• PAGE:
====================

Note Iai-Callgrind captures all output per default. In order to actually see the output of the benchmark, setup and teardown functions, it is required to run the benchmarks with the flag --nocapture or set the environment variable IAI_CALLGRIND_NOCAPTURE=true. Let's assume the above benchmark is in a file benches/my_benchmark.rs, then running

IAI_CALLGRIND_NOCAPTURE=true cargo bench

results in output like the below

my_benchmark::my_group::count_bytes_fast first:open_file("path/to/big")
bytes read: 25078
- end of stdout/stderr
  Instructions:             1630162|N/A             (*********)
  L1 Hits:                  2507931|N/A             (*********)
  LL Hits:                        2|N/A             (*********)
  RAM Hits:                      13|N/A             (*********)
  Total read+write:         2507946|N/A             (*********)
  Estimated Cycles:         2508396|N/A             (*********)

Iai-Callgrind result: Ok. 1 without regressions; 0 regressed; 1 benchmarks finished in 0.49333s

The output of the teardown function is now visible in the benchmark output above the - end of stdout/stderr line.

Specifying multiple benches at once

Multiple benches can be specified at once with the #[benches] attribute.

The `#[benches]` attribute in more detail

Let's start with an example:

extern crate iai_callgrind;
mod my_lib { pub fn bubble_sort(value: Vec<i32>) -> Vec<i32> { value } }
use iai_callgrind::{library_benchmark, library_benchmark_group, main};
use std::hint::black_box;
use my_lib::bubble_sort;

fn setup_worst_case_array(start: i32) -> Vec<i32> {
    if start.is_negative() {
        (start..0).rev().collect()
    } else {
        (0..start).rev().collect()
    }
}

#[library_benchmark]
#[benches::multiple(vec![1], vec![5])]
#[benches::with_setup(args = [1, 5], setup = setup_worst_case_array)]
fn bench_bubble_sort_with_benches_attribute(input: Vec<i32>) -> Vec<i32> {
    black_box(bubble_sort(input))
}

library_benchmark_group!(name = my_group; benchmarks = bench_bubble_sort_with_benches_attribute);
fn main () {
main!(library_benchmark_groups = my_group);
}

Usually the arguments are passed directly to the benchmarking function as it can be seen in the #[benches::multiple(/* arguments */)] case. In #[benches::with_setup(/* ... */)], the arguments are passed to the setup function instead. The above #[library_benchmark] is pretty much the same as

extern crate iai_callgrind;
mod my_lib { pub fn bubble_sort(value: Vec<i32>) -> Vec<i32> { value } }
use iai_callgrind::{library_benchmark, library_benchmark_group, main};
use std::hint::black_box;
use my_lib::bubble_sort;

fn setup_worst_case_array(start: i32) -> Vec<i32> {
    if start.is_negative() {
        (start..0).rev().collect()

====================

• TASKS FOR THIS EXERCISE:
**1)** Besides the --nocapture flag, what setting does the Iai-Callgrind page give for making benchmark output visible?
**2)** Resume the Iai-Callgrind page from its final line.
The material after this point isn't needed for anything here.

• RECORDED DATA:
====================

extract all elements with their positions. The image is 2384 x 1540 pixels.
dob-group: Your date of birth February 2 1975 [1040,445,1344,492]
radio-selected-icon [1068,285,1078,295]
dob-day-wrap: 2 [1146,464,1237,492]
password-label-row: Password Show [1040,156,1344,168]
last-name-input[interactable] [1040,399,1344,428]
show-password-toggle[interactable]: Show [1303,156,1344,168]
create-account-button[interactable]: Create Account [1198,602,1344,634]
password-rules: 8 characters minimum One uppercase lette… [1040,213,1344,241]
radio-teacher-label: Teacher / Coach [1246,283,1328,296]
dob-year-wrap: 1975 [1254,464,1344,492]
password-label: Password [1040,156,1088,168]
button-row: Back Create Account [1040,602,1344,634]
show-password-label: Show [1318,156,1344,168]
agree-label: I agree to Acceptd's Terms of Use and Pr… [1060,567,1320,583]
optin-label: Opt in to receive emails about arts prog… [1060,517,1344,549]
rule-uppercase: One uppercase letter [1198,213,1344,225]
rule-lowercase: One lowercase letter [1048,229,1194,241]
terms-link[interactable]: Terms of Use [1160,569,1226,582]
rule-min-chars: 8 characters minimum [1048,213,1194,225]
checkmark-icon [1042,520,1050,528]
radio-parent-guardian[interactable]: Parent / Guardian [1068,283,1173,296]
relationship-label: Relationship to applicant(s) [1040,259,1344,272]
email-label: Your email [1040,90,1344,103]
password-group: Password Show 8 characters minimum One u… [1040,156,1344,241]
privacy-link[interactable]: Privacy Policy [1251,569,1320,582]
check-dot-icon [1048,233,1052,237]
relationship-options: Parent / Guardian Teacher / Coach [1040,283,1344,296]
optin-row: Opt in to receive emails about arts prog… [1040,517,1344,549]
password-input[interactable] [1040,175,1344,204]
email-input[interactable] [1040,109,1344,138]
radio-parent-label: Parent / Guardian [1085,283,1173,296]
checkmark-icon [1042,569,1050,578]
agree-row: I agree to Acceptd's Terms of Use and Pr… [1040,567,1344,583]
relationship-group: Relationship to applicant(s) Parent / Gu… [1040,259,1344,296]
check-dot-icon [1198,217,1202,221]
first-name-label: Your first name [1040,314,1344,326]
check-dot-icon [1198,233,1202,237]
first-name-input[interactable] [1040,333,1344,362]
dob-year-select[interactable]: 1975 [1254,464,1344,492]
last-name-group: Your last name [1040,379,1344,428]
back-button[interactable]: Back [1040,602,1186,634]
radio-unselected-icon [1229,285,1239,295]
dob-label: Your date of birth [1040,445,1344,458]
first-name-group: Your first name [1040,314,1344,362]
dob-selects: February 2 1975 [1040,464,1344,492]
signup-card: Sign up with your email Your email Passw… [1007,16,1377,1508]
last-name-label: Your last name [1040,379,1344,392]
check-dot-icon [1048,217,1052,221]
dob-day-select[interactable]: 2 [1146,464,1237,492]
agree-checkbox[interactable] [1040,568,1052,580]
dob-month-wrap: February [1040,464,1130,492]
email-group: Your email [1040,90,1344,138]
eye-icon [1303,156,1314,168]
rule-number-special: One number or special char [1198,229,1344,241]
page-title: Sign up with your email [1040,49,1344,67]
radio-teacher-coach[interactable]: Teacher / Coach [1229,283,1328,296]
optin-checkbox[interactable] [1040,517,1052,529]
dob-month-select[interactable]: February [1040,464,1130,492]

====================

• THE RESPONSES:
**1)** Setting the environment variable IAI_CALLGRIND_NOCAPTURE to true.

**2)**
    } else {
        (0..start).rev().collect()
    }
}

#[library_benchmark]
#[bench::multiple_0(vec![1])]
#[bench::multiple_1(vec![5])]
#[bench::with_setup_0(setup_worst_case_array(1))]
#[bench::with_setup_1(setup_worst_case_array(5))]
fn bench_bubble_sort_with_benches_attribute(input: Vec<i32>) -> Vec<i32> {
    black_box(bubble_sort(input))
}

library_benchmark_group!(name = my_group; benchmarks = bench_bubble_sort_with_benches_attribute);
fn main () {
main!(library_benchmark_groups = my_group);
}

but a lot more concise especially if a lot of values are passed to the same setup function.

The `file` parameter

Reading inputs from a file allows for example sharing the same inputs between different benchmarking frameworks like criterion or if you simply have a long list of inputs you might find it more convenient to read them from a file.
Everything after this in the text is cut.